■ **Task details**: Your task is to repeat all of the material exactly.

■ **Supplied material**:

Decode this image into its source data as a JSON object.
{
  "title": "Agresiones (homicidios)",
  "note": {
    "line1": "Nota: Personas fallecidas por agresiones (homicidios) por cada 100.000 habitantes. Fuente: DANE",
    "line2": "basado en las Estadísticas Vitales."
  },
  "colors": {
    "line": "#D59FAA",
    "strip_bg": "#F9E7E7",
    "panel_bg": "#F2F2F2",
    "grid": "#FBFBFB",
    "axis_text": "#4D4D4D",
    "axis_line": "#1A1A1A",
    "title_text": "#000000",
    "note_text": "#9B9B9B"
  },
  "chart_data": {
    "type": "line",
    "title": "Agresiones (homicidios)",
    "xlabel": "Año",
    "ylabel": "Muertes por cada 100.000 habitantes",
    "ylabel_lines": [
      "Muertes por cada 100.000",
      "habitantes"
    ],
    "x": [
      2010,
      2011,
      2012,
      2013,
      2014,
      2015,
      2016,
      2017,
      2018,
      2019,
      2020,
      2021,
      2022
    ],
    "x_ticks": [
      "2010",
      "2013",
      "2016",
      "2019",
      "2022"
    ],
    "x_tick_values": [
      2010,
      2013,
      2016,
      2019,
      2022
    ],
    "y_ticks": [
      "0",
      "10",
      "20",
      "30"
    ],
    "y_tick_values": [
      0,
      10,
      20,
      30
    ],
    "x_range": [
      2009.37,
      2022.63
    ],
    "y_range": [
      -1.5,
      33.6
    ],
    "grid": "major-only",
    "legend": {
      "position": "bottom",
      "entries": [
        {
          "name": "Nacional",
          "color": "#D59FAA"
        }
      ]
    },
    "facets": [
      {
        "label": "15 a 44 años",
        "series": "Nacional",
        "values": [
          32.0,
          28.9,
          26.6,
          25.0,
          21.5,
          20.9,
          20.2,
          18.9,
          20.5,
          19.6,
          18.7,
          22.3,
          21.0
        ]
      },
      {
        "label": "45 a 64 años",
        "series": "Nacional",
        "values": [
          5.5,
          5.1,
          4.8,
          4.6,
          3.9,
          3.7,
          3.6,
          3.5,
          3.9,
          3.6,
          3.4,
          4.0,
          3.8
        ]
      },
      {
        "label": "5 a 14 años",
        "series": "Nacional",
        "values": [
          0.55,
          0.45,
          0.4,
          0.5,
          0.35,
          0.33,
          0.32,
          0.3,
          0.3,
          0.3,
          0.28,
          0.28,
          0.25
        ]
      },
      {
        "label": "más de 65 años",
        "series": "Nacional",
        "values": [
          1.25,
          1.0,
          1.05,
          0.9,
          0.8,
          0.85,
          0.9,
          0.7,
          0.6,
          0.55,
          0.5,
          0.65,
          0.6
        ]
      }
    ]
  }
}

■ **Result**:
Decode this image into its source data as a JSON object.
{
  "title": "Agresiones (homicidios)",
  "note": {
    "line1": "Nota: Personas fallecidas por agresiones (homicidios) por cada 100.000 habitantes. Fuente: DANE",
    "line2": "basado en las Estadísticas Vitales."
  },
  "colors": {
    "line": "#D59FAA",
    "strip_bg": "#F9E7E7",
    "panel_bg": "#F2F2F2",
    "grid": "#FBFBFB",
    "axis_text": "#4D4D4D",
    "axis_line": "#1A1A1A",
    "title_text": "#000000",
    "note_text": "#9B9B9B"
  },
  "chart_data": {
    "type": "line",
    "title": "Agresiones (homicidios)",
    "xlabel": "Año",
    "ylabel": "Muertes por cada 100.000 habitantes",
    "ylabel_lines": [
      "Muertes por cada 100.000",
      "habitantes"
    ],
    "x": [
      2010,
      2011,
      2012,
      2013,
      2014,
      2015,
      2016,
      2017,
      2018,
      2019,
      2020,
      2021,
      2022
    ],
    "x_ticks": [
      "2010",
      "2013",
      "2016",
      "2019",
      "2022"
    ],
    "x_tick_values": [
      2010,
      2013,
      2016,
      2019,
      2022
    ],
    "y_ticks": [
      "0",
      "10",
      "20",
      "30"
    ],
    "y_tick_values": [
      0,
      10,
      20,
      30
    ],
    "x_range": [
      2009.37,
      2022.63
    ],
    "y_range": [
      -1.5,
      33.6
    ],
    "grid": "major-only",
    "legend": {
      "position": "bottom",
      "entries": [
        {
          "name": "Nacional",
          "color": "#D59FAA"
        }
      ]
    },
    "facets": [
      {
        "label": "15 a 44 años",
        "series": "Nacional",
        "values": [
          32.0,
          28.9,
          26.6,
          25.0,
          21.5,
          20.9,
          20.2,
          18.9,
          20.5,
          19.6,
          18.7,
          22.3,
          21.0
        ]
      },
      {
        "label": "45 a 64 años",
        "series": "Nacional",
        "values": [
          5.5,
          5.1,
          4.8,
          4.6,
          3.9,
          3.7,
          3.6,
          3.5,
          3.9,
          3.6,
          3.4,
          4.0,
          3.8
        ]
      },
      {
        "label": "5 a 14 años",
        "series": "Nacional",
        "values": [
          0.55,
          0.45,
          0.4,
          0.5,
          0.35,
          0.33,
          0.32,
          0.3,
          0.3,
          0.3,
          0.28,
          0.28,
          0.25
        ]
      },
      {
        "label": "más de 65 años",
        "series": "Nacional",
        "values": [
          1.25,
          1.0,
          1.05,
          0.9,
          0.8,
          0.85,
          0.9,
          0.7,
          0.6,
          0.55,
          0.5,
          0.65,
          0.6
        ]
      }
    ]
  }
}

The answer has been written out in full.